EXERCISE: Only the number is wanted: count the lines that contain "type".

>> BEGIN

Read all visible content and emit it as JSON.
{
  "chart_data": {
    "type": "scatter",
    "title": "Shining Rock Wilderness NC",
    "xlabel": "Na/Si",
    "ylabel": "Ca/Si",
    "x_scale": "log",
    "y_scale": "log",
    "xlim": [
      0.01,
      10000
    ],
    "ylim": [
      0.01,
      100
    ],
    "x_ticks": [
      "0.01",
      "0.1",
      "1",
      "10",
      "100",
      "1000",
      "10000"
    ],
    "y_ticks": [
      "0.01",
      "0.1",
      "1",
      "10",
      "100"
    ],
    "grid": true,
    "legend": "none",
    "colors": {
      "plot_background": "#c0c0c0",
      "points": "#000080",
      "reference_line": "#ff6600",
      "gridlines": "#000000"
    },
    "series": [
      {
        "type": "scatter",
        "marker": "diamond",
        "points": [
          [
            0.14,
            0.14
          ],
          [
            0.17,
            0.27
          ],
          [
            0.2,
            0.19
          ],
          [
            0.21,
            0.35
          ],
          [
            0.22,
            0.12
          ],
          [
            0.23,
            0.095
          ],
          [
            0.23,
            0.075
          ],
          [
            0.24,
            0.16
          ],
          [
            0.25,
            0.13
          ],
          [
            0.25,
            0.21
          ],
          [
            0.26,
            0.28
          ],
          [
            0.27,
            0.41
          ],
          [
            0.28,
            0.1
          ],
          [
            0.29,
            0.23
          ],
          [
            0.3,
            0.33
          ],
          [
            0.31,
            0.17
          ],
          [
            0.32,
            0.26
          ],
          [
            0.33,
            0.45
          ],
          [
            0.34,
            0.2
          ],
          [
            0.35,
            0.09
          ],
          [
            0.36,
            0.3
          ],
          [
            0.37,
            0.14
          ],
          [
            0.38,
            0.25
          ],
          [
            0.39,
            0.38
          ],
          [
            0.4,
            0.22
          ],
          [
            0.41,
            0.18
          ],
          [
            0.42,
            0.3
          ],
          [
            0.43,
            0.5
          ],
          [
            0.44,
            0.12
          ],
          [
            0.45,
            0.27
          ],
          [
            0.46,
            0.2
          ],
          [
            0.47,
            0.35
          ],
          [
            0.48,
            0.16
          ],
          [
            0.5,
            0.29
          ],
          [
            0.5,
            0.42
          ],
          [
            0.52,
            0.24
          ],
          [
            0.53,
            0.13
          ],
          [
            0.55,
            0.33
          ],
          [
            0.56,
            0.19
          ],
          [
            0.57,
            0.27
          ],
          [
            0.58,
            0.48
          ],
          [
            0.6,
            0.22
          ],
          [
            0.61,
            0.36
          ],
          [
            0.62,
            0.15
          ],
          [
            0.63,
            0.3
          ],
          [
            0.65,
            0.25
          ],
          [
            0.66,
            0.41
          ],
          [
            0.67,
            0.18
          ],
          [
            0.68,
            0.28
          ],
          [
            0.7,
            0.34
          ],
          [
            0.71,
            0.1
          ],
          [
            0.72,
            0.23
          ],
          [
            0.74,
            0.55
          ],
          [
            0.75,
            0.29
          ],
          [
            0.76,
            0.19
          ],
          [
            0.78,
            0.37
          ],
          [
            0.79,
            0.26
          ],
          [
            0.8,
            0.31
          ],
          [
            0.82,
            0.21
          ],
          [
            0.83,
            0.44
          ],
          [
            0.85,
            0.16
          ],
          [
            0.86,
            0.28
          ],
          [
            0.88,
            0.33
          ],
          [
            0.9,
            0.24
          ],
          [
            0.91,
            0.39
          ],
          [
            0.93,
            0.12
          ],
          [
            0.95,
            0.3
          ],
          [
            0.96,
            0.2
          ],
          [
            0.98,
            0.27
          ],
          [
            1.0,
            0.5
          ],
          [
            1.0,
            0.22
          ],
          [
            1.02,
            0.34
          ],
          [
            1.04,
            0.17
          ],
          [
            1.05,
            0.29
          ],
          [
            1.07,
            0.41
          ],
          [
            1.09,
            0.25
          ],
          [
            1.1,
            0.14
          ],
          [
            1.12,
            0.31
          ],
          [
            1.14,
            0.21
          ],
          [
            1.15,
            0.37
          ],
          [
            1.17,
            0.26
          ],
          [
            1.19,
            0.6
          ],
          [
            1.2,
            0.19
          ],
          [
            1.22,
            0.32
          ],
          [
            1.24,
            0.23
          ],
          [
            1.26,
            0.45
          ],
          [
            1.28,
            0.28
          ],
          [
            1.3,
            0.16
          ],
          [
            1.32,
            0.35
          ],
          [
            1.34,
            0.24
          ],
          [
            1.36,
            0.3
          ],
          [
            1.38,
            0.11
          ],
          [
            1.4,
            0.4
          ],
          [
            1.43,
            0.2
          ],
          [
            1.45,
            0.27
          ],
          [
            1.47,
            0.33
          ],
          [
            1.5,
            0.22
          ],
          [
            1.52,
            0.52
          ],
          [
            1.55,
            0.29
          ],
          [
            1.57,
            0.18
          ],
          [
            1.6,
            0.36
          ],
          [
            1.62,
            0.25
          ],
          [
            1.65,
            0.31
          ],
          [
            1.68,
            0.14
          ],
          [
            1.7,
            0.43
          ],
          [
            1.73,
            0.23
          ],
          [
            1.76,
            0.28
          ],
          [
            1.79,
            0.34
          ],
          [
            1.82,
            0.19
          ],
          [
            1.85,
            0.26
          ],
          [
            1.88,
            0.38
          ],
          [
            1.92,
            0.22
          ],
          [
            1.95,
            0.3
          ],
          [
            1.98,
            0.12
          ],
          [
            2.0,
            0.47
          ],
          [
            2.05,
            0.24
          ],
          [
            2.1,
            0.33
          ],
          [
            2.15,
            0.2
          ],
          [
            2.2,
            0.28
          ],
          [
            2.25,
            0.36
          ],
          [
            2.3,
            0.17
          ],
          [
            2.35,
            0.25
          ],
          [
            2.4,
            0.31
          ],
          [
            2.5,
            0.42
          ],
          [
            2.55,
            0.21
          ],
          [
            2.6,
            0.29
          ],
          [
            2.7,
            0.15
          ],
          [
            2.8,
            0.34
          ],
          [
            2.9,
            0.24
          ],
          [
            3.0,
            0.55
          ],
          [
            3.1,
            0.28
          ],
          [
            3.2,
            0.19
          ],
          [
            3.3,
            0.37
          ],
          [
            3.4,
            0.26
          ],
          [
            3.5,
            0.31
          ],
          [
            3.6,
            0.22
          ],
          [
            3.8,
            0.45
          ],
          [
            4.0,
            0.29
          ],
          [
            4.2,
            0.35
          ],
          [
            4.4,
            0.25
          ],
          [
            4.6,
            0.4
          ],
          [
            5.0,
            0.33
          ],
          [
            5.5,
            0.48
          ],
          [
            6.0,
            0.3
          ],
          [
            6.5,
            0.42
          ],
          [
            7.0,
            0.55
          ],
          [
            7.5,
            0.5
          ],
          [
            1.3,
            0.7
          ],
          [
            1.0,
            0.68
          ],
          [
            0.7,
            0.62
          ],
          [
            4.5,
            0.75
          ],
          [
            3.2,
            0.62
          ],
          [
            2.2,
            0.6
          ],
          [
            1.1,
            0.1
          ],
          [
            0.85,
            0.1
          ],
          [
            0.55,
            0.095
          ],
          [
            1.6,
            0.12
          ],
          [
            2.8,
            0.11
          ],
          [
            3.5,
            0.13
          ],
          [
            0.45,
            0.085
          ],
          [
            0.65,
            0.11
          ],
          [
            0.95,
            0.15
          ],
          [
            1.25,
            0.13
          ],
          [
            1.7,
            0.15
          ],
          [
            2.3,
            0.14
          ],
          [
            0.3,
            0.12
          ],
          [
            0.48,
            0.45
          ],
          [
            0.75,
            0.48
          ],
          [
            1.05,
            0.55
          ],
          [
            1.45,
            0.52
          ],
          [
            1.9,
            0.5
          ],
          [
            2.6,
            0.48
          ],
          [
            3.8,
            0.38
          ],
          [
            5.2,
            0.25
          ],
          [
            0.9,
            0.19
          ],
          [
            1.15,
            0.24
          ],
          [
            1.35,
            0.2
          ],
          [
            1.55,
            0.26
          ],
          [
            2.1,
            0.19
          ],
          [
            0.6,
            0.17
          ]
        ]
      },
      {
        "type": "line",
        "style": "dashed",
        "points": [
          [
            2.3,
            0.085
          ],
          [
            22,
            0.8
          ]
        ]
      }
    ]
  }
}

>> END

WRITTEN REPLY: 3